◆ Short task ◆
Please output every line of the material as it stands, without the pictures.
BEGIN Material for this task
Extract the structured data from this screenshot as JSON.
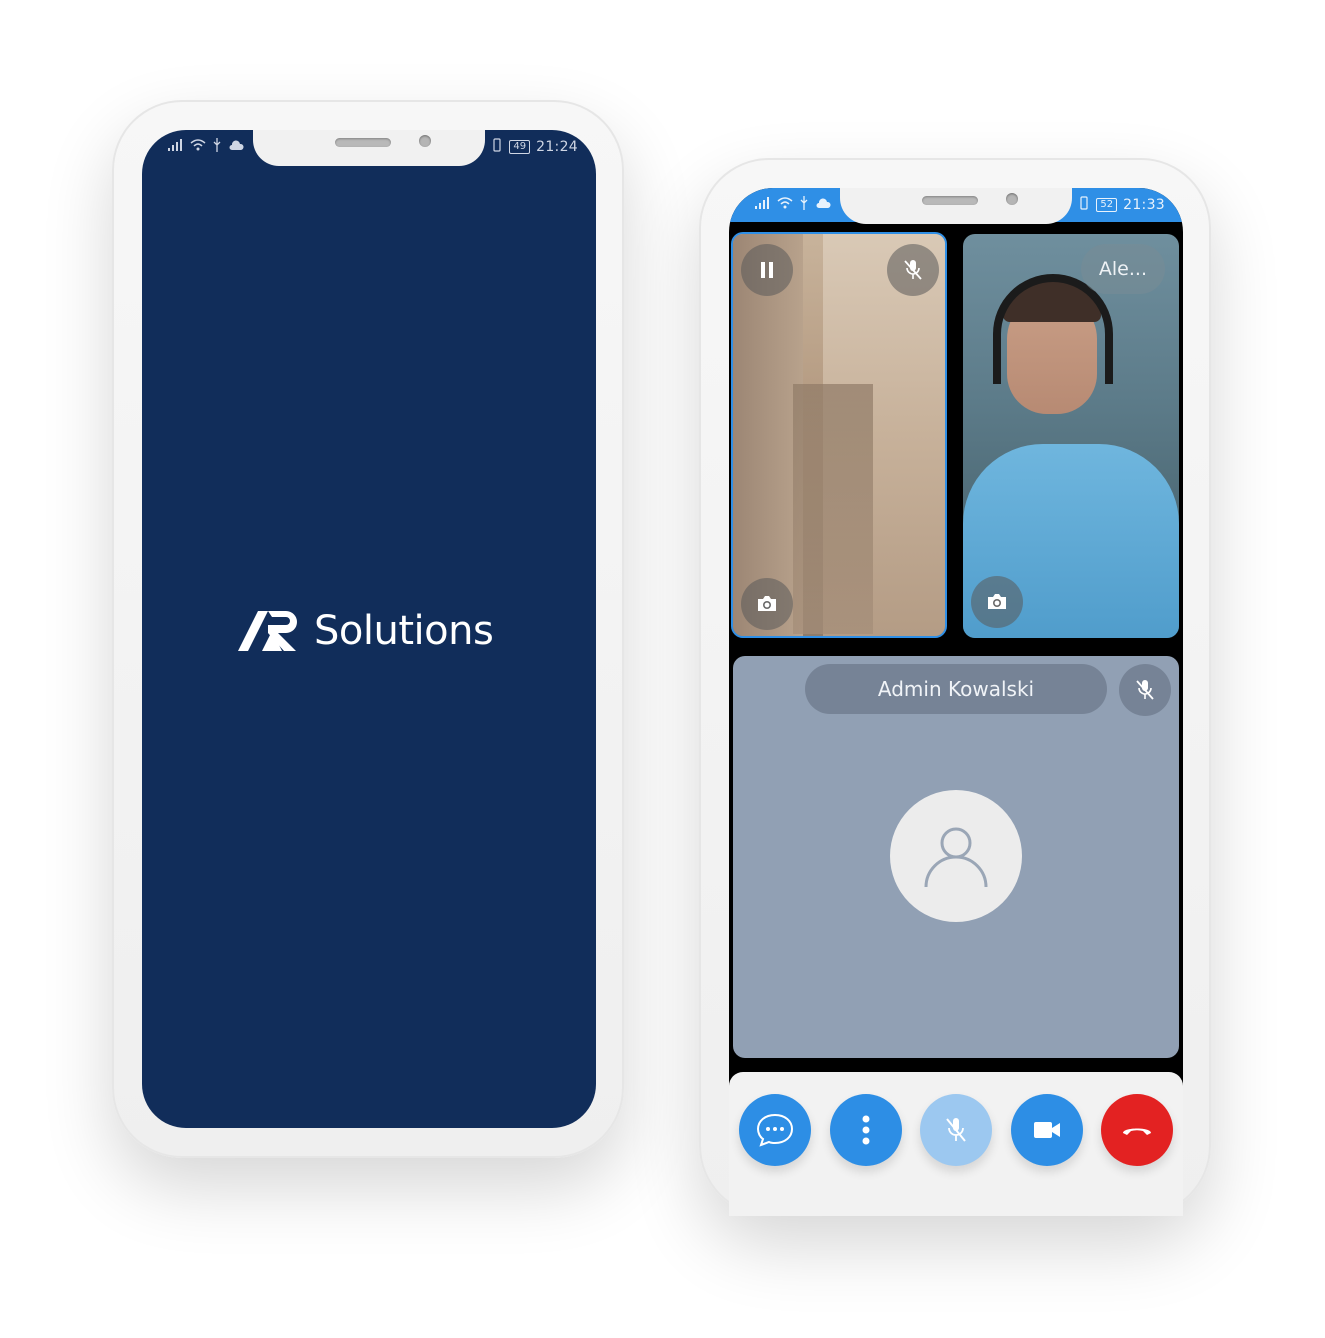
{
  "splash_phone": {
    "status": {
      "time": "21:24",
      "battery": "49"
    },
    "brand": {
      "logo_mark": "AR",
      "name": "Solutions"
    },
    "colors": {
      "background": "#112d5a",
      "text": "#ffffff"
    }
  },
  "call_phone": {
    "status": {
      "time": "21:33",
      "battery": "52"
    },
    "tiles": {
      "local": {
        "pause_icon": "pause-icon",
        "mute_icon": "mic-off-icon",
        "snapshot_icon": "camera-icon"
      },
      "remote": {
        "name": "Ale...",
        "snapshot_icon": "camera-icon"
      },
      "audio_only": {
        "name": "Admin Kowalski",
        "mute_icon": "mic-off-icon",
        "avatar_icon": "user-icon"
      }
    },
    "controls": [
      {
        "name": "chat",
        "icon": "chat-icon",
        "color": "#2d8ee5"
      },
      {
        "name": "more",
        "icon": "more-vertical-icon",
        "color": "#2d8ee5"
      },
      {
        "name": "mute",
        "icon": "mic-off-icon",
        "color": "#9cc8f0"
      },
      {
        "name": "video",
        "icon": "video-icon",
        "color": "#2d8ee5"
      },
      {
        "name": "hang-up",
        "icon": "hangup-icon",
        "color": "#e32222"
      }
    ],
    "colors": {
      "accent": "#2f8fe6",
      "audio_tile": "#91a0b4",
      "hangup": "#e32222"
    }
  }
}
END Material for this task
◆ Exercise response ◆
Extract the structured data from this screenshot as JSON.
{
  "splash_phone": {
    "status": {
      "time": "21:24",
      "battery": "49"
    },
    "brand": {
      "logo_mark": "AR",
      "name": "Solutions"
    },
    "colors": {
      "background": "#112d5a",
      "text": "#ffffff"
    }
  },
  "call_phone": {
    "status": {
      "time": "21:33",
      "battery": "52"
    },
    "tiles": {
      "local": {
        "pause_icon": "pause-icon",
        "mute_icon": "mic-off-icon",
        "snapshot_icon": "camera-icon"
      },
      "remote": {
        "name": "Ale...",
        "snapshot_icon": "camera-icon"
      },
      "audio_only": {
        "name": "Admin Kowalski",
        "mute_icon": "mic-off-icon",
        "avatar_icon": "user-icon"
      }
    },
    "controls": [
      {
        "name": "chat",
        "icon": "chat-icon",
        "color": "#2d8ee5"
      },
      {
        "name": "more",
        "icon": "more-vertical-icon",
        "color": "#2d8ee5"
      },
      {
        "name": "mute",
        "icon": "mic-off-icon",
        "color": "#9cc8f0"
      },
      {
        "name": "video",
        "icon": "video-icon",
        "color": "#2d8ee5"
      },
      {
        "name": "hang-up",
        "icon": "hangup-icon",
        "color": "#e32222"
      }
    ],
    "colors": {
      "accent": "#2f8fe6",
      "audio_tile": "#91a0b4",
      "hangup": "#e32222"
    }
  }
}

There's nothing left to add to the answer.